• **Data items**
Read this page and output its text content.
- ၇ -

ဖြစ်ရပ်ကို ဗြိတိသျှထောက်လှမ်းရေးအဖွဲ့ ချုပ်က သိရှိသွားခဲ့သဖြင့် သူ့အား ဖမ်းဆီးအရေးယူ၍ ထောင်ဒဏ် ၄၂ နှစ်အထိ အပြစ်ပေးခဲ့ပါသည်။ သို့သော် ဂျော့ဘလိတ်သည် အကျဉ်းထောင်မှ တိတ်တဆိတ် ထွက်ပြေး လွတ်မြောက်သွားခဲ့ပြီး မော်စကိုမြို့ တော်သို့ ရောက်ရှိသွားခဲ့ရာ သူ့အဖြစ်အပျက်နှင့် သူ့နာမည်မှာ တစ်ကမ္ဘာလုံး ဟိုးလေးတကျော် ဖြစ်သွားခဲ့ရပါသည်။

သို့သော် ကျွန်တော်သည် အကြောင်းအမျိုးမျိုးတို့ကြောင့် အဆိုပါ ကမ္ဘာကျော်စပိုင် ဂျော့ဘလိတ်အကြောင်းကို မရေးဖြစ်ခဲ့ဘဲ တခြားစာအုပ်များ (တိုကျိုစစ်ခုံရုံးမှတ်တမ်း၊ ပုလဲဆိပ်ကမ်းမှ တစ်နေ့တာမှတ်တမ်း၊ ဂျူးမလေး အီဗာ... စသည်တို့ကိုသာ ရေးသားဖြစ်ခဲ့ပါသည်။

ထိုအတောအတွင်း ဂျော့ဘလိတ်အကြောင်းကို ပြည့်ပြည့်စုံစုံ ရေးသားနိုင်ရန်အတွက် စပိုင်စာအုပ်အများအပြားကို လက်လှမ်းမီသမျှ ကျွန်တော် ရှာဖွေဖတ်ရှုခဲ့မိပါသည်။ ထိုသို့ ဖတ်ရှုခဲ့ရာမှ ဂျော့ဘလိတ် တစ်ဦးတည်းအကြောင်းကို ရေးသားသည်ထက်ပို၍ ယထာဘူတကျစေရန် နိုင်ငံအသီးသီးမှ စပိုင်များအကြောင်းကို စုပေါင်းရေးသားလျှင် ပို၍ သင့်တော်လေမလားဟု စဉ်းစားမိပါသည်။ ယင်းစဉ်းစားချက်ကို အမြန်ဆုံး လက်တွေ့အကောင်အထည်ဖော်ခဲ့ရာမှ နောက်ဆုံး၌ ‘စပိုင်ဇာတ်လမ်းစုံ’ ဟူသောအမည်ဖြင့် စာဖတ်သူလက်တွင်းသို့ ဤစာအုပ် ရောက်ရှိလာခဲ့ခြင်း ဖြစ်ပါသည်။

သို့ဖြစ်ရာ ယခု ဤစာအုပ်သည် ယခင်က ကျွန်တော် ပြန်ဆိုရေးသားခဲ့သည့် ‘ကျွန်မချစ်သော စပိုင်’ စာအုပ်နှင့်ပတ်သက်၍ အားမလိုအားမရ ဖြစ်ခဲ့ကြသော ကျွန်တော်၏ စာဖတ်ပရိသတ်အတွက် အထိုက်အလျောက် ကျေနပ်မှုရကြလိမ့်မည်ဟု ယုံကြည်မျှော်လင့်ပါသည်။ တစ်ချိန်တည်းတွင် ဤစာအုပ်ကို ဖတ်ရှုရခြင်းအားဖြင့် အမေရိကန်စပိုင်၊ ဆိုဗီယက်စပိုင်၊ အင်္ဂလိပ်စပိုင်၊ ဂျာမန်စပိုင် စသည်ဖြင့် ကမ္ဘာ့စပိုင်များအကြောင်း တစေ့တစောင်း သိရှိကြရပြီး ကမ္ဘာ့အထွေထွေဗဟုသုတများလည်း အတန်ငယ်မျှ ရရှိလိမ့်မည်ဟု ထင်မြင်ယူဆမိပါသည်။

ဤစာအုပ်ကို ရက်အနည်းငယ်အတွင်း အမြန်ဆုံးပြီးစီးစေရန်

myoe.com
---
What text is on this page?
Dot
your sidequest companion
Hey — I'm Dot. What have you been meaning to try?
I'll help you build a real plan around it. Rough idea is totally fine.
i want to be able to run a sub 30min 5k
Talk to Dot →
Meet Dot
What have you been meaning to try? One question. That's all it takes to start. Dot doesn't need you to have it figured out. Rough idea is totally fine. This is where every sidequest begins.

• **TASK DIRECTIONS**
Identify the lines of the data that contain the word "idea". Copy each of them.

• **SOLVED EXERCISE**
I'll help you build a real plan around it. Rough idea is totally fine.
What have you been meaning to try? One question. That's all it takes to start. Dot doesn't need you to have it figured out. Rough idea is totally fine. This is where every sidequest begins.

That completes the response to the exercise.